**Exercise instructions**
Below are the records. Gather each line that holds "provides".
┌──
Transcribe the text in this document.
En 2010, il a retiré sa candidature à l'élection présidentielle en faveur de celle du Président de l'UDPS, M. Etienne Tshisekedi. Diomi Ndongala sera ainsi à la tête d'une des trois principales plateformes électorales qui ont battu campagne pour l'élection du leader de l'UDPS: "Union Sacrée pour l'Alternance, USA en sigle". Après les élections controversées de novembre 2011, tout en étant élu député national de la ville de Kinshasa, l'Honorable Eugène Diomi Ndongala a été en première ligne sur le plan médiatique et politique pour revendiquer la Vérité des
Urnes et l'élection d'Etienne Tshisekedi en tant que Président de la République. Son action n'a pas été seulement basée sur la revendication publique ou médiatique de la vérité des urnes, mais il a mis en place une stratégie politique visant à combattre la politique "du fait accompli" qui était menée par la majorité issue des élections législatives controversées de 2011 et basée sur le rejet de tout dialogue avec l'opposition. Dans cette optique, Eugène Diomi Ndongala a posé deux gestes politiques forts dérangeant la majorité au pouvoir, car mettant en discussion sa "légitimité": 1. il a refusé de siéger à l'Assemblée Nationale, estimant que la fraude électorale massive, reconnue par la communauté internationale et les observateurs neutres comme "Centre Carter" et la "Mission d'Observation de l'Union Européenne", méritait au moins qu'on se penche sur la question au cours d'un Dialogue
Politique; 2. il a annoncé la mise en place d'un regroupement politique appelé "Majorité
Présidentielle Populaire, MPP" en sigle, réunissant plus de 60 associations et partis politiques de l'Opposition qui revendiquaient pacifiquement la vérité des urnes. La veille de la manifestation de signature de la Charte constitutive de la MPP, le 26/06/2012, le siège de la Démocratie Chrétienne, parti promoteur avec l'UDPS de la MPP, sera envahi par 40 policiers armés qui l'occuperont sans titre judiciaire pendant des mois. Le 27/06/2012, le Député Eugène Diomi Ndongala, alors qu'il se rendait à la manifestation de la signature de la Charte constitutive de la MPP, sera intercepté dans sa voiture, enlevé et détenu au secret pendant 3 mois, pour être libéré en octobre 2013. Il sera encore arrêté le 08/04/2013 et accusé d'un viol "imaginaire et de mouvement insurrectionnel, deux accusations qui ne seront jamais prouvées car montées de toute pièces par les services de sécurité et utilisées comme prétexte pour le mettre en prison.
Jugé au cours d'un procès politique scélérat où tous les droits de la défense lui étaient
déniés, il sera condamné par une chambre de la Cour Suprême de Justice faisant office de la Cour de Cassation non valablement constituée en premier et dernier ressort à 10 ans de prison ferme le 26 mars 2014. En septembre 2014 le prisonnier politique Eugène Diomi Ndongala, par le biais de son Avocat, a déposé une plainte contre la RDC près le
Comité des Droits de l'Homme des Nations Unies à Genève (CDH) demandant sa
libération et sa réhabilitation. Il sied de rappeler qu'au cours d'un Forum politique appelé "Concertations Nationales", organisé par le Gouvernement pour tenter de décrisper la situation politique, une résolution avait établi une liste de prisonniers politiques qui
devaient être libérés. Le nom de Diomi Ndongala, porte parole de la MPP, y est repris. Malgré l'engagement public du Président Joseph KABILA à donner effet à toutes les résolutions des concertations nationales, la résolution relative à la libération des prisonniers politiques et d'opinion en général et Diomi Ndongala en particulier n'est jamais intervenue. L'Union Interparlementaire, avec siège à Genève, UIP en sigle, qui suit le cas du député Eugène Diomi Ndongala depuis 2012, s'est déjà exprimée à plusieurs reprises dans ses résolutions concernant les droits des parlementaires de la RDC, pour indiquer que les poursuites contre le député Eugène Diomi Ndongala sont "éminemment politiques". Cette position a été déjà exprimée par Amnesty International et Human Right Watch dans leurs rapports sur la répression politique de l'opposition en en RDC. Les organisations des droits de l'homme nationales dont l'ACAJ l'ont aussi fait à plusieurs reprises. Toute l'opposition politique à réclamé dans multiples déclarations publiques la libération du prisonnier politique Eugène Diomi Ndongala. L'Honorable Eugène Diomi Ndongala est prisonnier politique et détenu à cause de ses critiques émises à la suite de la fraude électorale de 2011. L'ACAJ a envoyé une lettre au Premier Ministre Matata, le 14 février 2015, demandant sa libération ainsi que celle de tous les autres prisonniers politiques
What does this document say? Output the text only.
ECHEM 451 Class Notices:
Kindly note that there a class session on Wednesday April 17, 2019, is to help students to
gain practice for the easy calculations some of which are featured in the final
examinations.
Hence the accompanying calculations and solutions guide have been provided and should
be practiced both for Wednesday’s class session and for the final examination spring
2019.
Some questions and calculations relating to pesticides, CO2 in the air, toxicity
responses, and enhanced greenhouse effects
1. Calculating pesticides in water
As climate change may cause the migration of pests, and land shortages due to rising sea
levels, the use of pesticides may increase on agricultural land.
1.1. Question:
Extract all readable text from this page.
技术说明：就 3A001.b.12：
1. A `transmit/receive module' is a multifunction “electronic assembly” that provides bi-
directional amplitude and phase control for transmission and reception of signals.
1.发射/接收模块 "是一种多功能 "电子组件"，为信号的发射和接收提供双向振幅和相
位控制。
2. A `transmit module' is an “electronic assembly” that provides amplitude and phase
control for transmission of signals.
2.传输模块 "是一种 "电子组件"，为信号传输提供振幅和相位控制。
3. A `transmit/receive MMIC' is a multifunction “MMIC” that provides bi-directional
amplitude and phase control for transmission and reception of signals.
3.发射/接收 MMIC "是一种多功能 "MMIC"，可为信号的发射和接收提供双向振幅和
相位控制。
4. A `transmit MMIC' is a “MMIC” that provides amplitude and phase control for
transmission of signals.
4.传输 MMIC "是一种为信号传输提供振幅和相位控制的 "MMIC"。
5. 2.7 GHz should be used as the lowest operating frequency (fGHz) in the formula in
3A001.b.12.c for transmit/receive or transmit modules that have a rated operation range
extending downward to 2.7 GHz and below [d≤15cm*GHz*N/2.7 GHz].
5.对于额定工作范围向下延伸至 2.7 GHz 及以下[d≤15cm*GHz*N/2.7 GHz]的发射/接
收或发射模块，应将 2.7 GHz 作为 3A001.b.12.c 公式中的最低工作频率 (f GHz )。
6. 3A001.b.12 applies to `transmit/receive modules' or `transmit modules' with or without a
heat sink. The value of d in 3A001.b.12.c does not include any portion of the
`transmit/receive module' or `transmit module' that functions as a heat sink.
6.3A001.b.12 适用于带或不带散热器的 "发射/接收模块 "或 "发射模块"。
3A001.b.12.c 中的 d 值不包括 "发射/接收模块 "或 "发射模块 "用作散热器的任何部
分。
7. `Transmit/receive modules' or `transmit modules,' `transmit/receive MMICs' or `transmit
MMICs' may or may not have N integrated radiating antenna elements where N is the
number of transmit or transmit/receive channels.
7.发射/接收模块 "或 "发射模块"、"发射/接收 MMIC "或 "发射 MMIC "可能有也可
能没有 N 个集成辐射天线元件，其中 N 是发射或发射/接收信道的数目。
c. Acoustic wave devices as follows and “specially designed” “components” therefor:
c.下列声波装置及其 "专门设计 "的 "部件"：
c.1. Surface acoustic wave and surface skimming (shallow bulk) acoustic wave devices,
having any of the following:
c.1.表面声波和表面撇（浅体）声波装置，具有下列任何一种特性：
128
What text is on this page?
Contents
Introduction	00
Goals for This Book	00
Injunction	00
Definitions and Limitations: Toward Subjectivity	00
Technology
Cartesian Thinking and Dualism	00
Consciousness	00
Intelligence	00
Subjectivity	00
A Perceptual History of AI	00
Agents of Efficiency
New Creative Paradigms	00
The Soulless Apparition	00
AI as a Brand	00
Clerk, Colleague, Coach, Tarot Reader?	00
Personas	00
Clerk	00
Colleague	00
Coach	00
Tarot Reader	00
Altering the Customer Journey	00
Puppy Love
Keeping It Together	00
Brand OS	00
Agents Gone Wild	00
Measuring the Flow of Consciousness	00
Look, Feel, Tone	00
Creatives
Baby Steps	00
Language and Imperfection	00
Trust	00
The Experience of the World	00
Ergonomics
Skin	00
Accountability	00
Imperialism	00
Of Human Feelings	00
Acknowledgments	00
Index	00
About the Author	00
└──
**Task output**
1. A `transmit/receive module' is a multifunction “electronic assembly” that provides bi-
2. A `transmit module' is an “electronic assembly” that provides amplitude and phase
3. A `transmit/receive MMIC' is a multifunction “MMIC” that provides bi-directional
4. A `transmit MMIC' is a “MMIC” that provides amplitude and phase control for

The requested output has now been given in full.